__WHAT TO DO__.
Your task is to copy every line of the records below that contains "name".

○ ○ ○ ○ ○ ○ ○

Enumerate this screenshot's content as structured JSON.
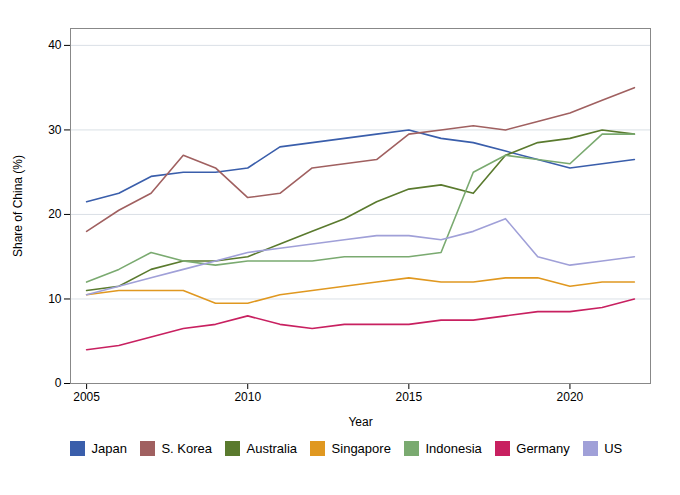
{
  "chart_data": {
    "type": "line",
    "xlabel": "Year",
    "ylabel": "Share of China (%)",
    "x": [
      2005,
      2006,
      2007,
      2008,
      2009,
      2010,
      2011,
      2012,
      2013,
      2014,
      2015,
      2016,
      2017,
      2018,
      2019,
      2020,
      2021,
      2022
    ],
    "series": [
      {
        "name": "Japan",
        "color": "#3a5eab",
        "values": [
          21.5,
          22.5,
          24.5,
          25.0,
          25.0,
          25.5,
          28.0,
          28.5,
          29.0,
          29.5,
          30.0,
          29.0,
          28.5,
          27.5,
          26.5,
          25.5,
          26.0,
          26.5
        ]
      },
      {
        "name": "S. Korea",
        "color": "#a06060",
        "values": [
          18.0,
          20.5,
          22.5,
          27.0,
          25.5,
          22.0,
          22.5,
          25.5,
          26.0,
          26.5,
          29.5,
          30.0,
          30.5,
          30.0,
          31.0,
          32.0,
          33.5,
          35.0
        ]
      },
      {
        "name": "Australia",
        "color": "#5a7a2e",
        "values": [
          11.0,
          11.5,
          13.5,
          14.5,
          14.5,
          15.0,
          16.5,
          18.0,
          19.5,
          21.5,
          23.0,
          23.5,
          22.5,
          27.0,
          28.5,
          29.0,
          30.0,
          29.5
        ]
      },
      {
        "name": "Singapore",
        "color": "#e09820",
        "values": [
          10.5,
          11.0,
          11.0,
          11.0,
          9.5,
          9.5,
          10.5,
          11.0,
          11.5,
          12.0,
          12.5,
          12.0,
          12.0,
          12.5,
          12.5,
          11.5,
          12.0,
          12.0
        ]
      },
      {
        "name": "Indonesia",
        "color": "#7aaa70",
        "values": [
          12.0,
          13.5,
          15.5,
          14.5,
          14.0,
          14.5,
          14.5,
          14.5,
          15.0,
          15.0,
          15.0,
          15.5,
          25.0,
          27.0,
          26.5,
          26.0,
          29.5,
          29.5
        ]
      },
      {
        "name": "Germany",
        "color": "#c82060",
        "values": [
          4.0,
          4.5,
          5.5,
          6.5,
          7.0,
          8.0,
          7.0,
          6.5,
          7.0,
          7.0,
          7.0,
          7.5,
          7.5,
          8.0,
          8.5,
          8.5,
          9.0,
          10.0
        ]
      },
      {
        "name": "US",
        "color": "#a0a0d8",
        "values": [
          10.5,
          11.5,
          12.5,
          13.5,
          14.5,
          15.5,
          16.0,
          16.5,
          17.0,
          17.5,
          17.5,
          17.0,
          18.0,
          19.5,
          15.0,
          14.0,
          14.5,
          15.0
        ]
      }
    ],
    "xlim": [
      2004.5,
      2022.5
    ],
    "ylim": [
      0,
      42
    ],
    "xticks": [
      2005,
      2010,
      2015,
      2020
    ],
    "yticks": [
      0,
      10,
      20,
      30,
      40
    ],
    "grid": true,
    "legend": "bottom"
  }
}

○ ○ ○ ○ ○ ○ ○

__OUTPUT OF THE EXERCISE__.
        "name": "Japan",
        "name": "S. Korea",
        "name": "Australia",
        "name": "Singapore",
        "name": "Indonesia",
        "name": "Germany",
        "name": "US",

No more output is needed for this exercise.